■ **INSTRUCTIONS FOR THE TASK**: Reproduce, word for word, the stretch of the passage on generative AI risks from "Emerging artificial intelligence" through "in the boardroom.".

Emerging artificial intelligence (AI) and machine learning (ML) tools are gaining swift adoption by organizations and employees because they are increasingly shown to improve productivity and enhance efficiency by streamlining labor-intensive processes, and to boost innovation and creativity. A recent S&P Global survey of 1,500 decision-makers at large companies found that 69% have at least one AI/ML project in production, with 28% having reached enterprise scale with the project “widely implemented and driving significant business value;” 31% have projects in pilot or proof-of-concept stages. The McKinsey Institute predicts the annual economic value produced by generative AI (GenAI) tools globally will be $4.4 trillion.
It’s safe to say AI is a big topic in the boardroom.
And, here on the ground, we see evidence that these numbers are spot on, with companies considering GenAI usage from one of three distinct mindsets:
- Not now, maybe never: Blocking it until they can learn more
- Yes now, but slowly: Engaging proactively by establishing deployment plans supported by policies, use cases, funding, etc.
- I guess we’re using AI now: Stumbling into it with accidental, bottom-up employee usage driving wider adoption
Irrespective of the organizational approach, one common denominator is that adopting GenAI, including large language models (LLMs), such as ChatGPT and others, carries significantly increased risk for the organization.
The most pressing risks are:
- Poor access controls, so team-specific or user-specific access to an LLM cannot be granted
- Poor governance and non-compliance with data privacy regulations, such as GDPR, CCPA, and HIPAA, as well as company policies
- No tracking, auditing, monitoring, or oversight capabilities for admins; prompt/response history is limited to the user; there are no metrics to show cost or usage, or if the model is returning accurate or factual information
- Data leakage when confidential information is included in prompts
- Malicious code in LLM responses, such as malware, viruses, phishing attempts, or spyware
- No transparency/explainability, as model operations are “black boxes”
Creating a strong AI governance framework that includes policies, guidelines, and both operational and technical controls is a critical step toward establishing a secure AI environment in your organization. For each of the risks identified above, there are specific solutions that must be considered, including:
Observability is rapidly emerging as a critical issue in the LLM security ecosystem. With so many people in an organization using multiple models for myriad uses on all manner of devices, tracking and auditing usage is critical. Typically, administrators do not have the ability to view users’ prompt histories, which means they can only know in the most general terms who is using the model and how often. Tools that provide deeper insights, such as what an individual user or groups of users are using the model for, how often ML prompts trigger alerts or are blocked, and why, are invaluable. Model performance, including comparative analyses, on metrics such as response time, accuracy, and reliability can provide depth to discussions of resource allocation. Automating oversight to identify when LLM-generated content is factual and when it is a “hallucination” is increasingly important, as well.

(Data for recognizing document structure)
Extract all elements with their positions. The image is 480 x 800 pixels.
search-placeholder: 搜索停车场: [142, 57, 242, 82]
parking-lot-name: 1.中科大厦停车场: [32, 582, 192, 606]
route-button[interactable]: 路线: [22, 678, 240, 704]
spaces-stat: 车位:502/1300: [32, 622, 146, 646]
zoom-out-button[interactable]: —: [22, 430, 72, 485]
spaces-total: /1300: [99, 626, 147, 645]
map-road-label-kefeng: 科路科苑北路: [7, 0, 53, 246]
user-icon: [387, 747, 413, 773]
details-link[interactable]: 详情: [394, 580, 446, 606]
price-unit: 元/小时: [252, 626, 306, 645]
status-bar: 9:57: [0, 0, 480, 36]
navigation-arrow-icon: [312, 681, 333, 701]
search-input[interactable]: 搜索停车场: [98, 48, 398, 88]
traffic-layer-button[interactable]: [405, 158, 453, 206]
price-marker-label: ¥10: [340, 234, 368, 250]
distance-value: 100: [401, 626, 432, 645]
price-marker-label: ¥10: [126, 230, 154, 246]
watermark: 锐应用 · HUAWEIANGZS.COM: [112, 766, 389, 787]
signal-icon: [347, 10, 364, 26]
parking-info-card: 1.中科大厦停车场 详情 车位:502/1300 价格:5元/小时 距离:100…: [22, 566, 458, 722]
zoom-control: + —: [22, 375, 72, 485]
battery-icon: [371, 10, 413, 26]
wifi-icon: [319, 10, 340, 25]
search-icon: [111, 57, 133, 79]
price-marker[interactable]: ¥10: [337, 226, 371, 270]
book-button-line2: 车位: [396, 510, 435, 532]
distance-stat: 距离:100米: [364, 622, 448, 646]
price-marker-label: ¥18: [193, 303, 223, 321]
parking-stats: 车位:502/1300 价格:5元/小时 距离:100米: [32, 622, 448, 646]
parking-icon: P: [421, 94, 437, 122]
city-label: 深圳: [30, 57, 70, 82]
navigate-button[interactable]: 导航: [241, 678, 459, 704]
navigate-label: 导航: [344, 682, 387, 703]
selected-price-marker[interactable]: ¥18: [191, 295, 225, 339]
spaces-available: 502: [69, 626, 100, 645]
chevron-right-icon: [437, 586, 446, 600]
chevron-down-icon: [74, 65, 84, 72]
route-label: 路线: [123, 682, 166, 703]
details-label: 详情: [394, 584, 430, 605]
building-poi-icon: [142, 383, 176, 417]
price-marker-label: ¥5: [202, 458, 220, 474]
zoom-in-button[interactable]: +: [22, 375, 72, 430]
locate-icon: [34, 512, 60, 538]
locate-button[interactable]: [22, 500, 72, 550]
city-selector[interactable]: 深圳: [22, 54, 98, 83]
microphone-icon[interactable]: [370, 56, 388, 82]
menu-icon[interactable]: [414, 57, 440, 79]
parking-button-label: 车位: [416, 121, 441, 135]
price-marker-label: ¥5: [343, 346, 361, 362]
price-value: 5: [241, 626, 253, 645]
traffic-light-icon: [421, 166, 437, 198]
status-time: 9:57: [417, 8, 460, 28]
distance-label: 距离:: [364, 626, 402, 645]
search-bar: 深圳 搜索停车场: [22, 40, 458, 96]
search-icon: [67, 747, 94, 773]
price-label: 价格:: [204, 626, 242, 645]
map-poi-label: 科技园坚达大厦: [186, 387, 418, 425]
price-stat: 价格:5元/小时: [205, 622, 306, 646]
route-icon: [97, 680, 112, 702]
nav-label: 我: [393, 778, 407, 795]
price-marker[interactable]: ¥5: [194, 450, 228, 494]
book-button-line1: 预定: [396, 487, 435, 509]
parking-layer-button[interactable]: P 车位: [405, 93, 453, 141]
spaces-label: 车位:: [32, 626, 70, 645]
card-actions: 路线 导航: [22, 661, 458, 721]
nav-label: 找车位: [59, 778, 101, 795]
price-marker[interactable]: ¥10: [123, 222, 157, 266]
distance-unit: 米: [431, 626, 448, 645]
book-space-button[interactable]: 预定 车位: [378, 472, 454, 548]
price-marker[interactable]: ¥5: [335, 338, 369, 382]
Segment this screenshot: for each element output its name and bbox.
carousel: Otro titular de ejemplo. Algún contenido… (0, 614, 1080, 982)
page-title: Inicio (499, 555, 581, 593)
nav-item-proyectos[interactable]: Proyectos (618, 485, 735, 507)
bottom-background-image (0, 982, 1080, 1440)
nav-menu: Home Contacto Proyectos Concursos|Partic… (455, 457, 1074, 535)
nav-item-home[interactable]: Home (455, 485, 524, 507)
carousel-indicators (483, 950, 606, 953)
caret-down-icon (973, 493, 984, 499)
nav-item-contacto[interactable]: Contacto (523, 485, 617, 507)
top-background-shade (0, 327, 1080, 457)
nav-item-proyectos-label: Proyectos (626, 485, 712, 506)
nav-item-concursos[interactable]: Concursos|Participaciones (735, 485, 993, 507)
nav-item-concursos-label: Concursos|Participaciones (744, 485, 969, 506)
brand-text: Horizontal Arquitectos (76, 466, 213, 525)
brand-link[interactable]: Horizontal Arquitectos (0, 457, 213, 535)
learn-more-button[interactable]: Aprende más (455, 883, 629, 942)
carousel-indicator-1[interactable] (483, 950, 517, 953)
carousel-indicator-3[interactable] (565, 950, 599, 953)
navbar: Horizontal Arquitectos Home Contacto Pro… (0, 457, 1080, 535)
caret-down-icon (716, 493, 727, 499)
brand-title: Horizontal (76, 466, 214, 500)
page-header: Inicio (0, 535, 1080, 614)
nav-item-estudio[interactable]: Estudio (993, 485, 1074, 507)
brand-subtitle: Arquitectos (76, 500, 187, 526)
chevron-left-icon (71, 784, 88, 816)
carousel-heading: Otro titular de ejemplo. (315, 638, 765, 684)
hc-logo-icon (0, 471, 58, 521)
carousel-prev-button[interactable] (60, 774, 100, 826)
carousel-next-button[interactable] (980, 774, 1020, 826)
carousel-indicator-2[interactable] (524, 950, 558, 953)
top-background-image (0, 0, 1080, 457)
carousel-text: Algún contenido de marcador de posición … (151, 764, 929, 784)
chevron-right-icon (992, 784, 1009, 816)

■ **EXERCISE RESULT**:
Emerging artificial intelligence (AI) and machine learning (ML) tools are gaining swift adoption by organizations and employees because they are increasingly shown to improve productivity and enhance efficiency by streamlining labor-intensive processes, and to boost innovation and creativity. A recent S&P Global survey of 1,500 decision-makers at large companies found that 69% have at least one AI/ML project in production, with 28% having reached enterprise scale with the project “widely implemented and driving significant business value;” 31% have projects in pilot or proof-of-concept stages. The McKinsey Institute predicts the annual economic value produced by generative AI (GenAI) tools globally will be $4.4 trillion.
It’s safe to say AI is a big topic in the boardroom.